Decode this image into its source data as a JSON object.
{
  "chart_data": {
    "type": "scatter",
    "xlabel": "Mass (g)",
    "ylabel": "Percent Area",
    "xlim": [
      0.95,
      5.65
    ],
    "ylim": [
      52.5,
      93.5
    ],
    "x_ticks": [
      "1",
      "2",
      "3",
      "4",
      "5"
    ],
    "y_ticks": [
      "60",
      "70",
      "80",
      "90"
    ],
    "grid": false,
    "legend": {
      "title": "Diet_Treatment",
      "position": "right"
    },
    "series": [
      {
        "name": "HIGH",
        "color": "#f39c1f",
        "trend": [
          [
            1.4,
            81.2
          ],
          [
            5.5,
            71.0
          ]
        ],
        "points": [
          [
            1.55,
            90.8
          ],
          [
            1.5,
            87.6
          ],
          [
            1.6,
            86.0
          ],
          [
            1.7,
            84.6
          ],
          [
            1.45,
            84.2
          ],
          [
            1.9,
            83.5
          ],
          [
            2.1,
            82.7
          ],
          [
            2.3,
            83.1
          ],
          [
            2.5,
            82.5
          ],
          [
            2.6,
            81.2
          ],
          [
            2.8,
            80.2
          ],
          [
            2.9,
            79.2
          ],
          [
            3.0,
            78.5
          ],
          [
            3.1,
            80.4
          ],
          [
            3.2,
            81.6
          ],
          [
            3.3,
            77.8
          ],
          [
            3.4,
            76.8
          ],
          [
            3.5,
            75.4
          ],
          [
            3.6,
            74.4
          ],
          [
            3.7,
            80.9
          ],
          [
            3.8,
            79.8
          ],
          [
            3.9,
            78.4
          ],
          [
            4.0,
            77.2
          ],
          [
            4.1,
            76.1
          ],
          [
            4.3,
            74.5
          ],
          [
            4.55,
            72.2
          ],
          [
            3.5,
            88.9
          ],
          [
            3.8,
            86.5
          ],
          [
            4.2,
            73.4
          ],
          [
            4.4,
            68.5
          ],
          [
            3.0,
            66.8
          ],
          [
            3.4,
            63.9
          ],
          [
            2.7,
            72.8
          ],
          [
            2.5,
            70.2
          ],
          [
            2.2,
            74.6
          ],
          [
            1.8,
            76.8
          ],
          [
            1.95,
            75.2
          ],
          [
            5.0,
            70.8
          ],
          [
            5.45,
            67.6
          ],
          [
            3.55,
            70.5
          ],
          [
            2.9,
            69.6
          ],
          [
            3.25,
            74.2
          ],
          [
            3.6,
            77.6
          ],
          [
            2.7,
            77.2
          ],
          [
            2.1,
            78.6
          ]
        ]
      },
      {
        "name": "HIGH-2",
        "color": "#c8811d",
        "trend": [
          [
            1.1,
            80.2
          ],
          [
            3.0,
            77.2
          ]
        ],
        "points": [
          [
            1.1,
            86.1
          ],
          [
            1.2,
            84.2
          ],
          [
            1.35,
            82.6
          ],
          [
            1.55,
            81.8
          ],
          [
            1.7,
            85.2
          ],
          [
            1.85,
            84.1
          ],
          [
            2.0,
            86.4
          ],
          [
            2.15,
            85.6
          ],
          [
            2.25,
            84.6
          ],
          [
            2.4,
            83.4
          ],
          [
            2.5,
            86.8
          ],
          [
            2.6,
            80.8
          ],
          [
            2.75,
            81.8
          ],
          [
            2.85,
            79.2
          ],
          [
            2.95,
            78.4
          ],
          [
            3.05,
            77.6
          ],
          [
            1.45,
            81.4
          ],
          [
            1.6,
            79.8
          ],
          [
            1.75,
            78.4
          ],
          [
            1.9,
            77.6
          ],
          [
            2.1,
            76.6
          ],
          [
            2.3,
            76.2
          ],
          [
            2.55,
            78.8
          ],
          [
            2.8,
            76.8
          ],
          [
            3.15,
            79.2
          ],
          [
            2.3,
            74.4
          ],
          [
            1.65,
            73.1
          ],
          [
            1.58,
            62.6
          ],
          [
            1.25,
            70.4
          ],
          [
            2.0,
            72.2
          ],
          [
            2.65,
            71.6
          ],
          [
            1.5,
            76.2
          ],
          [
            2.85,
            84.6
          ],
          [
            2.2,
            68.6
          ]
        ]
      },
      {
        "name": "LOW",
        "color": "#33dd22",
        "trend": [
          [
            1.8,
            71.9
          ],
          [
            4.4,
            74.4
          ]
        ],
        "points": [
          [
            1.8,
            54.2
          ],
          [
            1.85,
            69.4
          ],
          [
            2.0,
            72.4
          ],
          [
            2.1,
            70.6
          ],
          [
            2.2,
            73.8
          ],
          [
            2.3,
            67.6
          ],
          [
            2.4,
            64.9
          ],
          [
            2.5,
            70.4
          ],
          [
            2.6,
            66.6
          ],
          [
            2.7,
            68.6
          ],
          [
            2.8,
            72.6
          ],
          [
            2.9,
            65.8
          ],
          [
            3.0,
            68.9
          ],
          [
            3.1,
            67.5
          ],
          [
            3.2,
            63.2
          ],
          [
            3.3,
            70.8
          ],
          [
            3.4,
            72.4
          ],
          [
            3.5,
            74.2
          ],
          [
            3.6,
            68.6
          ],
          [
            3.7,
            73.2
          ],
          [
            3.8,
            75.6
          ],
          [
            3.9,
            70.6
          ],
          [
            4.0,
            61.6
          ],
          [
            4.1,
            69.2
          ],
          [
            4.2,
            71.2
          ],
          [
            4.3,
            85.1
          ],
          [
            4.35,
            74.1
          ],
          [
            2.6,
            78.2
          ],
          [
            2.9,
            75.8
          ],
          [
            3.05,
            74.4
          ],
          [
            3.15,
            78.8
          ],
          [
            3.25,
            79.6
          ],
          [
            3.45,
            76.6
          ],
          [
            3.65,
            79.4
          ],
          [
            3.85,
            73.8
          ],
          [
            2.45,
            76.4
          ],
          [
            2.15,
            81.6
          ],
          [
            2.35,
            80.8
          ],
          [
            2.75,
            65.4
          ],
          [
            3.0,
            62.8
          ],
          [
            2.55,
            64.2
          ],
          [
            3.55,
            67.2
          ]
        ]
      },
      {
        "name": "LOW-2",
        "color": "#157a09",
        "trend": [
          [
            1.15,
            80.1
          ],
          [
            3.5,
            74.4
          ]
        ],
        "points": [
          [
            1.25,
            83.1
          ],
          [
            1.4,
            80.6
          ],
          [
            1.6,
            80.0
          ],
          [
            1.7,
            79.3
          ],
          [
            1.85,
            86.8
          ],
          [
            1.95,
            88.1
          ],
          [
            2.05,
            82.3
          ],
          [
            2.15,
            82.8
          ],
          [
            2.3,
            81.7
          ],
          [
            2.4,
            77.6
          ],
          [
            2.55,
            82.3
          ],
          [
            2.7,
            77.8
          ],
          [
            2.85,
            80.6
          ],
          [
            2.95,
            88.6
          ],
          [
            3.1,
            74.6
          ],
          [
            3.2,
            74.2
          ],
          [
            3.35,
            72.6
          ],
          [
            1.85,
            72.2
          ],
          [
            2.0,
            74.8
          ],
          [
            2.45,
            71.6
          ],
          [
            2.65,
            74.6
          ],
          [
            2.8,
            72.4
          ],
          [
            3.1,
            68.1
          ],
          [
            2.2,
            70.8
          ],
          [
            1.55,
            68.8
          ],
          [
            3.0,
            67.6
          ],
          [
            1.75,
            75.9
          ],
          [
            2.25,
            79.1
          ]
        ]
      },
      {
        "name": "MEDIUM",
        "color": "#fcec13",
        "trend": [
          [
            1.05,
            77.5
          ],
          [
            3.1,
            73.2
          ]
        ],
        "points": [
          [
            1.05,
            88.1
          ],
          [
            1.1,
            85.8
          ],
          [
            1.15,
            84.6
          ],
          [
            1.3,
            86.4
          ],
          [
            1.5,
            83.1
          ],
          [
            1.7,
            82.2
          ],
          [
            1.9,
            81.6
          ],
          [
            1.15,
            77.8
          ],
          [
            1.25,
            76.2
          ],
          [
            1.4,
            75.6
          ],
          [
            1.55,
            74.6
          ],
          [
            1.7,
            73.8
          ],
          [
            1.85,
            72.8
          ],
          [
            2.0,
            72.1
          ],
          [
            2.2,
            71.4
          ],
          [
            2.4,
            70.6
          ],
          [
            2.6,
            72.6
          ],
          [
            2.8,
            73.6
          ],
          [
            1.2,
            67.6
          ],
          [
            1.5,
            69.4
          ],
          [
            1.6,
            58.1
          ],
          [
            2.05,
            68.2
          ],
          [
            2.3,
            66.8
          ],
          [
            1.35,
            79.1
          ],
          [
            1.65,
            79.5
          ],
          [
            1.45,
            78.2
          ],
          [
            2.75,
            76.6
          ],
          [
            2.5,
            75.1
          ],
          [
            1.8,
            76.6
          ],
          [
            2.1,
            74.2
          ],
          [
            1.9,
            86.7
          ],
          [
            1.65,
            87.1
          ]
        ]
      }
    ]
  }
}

————

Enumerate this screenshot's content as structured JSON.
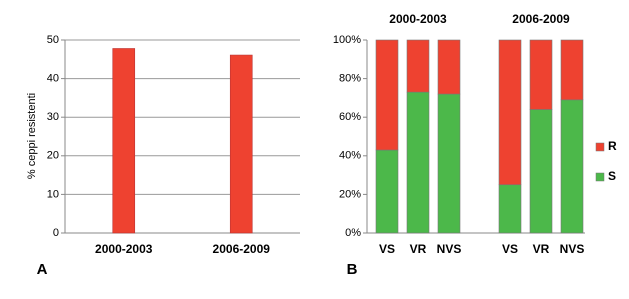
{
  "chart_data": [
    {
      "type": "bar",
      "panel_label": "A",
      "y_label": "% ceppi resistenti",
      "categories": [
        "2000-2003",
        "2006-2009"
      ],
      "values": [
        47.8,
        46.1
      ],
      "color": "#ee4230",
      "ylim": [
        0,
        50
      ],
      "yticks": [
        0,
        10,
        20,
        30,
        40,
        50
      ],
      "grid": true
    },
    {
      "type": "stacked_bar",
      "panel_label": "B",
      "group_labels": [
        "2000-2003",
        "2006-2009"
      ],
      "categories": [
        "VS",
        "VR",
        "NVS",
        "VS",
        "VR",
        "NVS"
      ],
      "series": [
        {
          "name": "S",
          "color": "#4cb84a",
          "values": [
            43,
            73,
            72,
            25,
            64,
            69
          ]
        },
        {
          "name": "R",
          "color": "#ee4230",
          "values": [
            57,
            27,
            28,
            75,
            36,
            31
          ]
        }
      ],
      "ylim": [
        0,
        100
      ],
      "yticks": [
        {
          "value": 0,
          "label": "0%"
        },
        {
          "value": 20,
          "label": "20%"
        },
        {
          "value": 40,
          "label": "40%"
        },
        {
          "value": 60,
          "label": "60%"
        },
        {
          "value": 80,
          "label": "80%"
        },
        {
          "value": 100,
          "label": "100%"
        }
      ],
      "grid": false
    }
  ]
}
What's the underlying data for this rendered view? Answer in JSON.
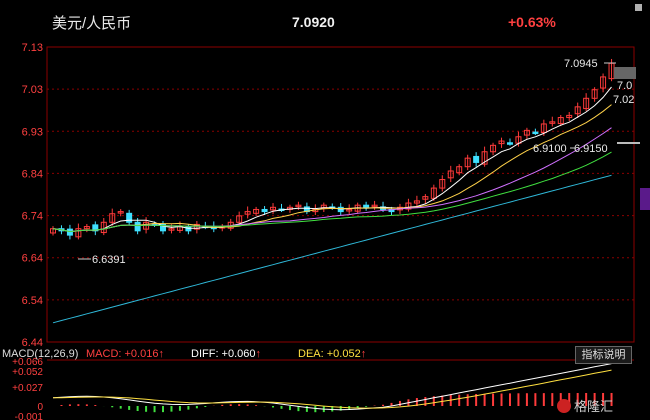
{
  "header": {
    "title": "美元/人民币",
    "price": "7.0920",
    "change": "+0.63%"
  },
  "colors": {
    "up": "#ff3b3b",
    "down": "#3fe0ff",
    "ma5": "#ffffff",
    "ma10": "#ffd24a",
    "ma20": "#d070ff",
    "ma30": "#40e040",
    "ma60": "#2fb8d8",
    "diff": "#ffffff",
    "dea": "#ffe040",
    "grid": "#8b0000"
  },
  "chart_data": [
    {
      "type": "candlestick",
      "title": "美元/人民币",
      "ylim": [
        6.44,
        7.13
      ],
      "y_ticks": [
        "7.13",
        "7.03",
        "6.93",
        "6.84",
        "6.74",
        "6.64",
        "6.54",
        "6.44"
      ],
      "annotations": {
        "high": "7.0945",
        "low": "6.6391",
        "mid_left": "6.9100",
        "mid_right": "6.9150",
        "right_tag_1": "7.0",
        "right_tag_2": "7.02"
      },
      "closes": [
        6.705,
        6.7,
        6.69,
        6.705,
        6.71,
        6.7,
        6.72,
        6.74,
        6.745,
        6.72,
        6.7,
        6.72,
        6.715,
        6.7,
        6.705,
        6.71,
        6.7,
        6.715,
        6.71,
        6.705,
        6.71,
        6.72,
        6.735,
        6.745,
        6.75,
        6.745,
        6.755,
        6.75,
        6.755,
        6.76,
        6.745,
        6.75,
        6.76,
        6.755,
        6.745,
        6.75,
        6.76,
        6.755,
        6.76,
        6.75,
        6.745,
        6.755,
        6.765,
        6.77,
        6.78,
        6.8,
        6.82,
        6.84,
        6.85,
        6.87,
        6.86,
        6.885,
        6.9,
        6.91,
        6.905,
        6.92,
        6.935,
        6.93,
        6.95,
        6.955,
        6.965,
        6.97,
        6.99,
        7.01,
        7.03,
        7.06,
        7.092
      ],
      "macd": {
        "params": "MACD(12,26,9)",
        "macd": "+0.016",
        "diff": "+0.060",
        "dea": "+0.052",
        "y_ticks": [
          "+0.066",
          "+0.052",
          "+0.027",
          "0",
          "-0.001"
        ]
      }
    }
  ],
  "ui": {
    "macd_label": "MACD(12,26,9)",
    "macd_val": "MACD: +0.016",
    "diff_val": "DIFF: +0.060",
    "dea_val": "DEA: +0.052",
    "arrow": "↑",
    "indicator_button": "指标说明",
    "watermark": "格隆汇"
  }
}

————

» **Direction**
From the entries above, select each line containing the string "type".

» **Solution for this task**
    "type": "scatter",
      "type": "bar",
      "type": "stacked_bar",
      "type": "candlestick",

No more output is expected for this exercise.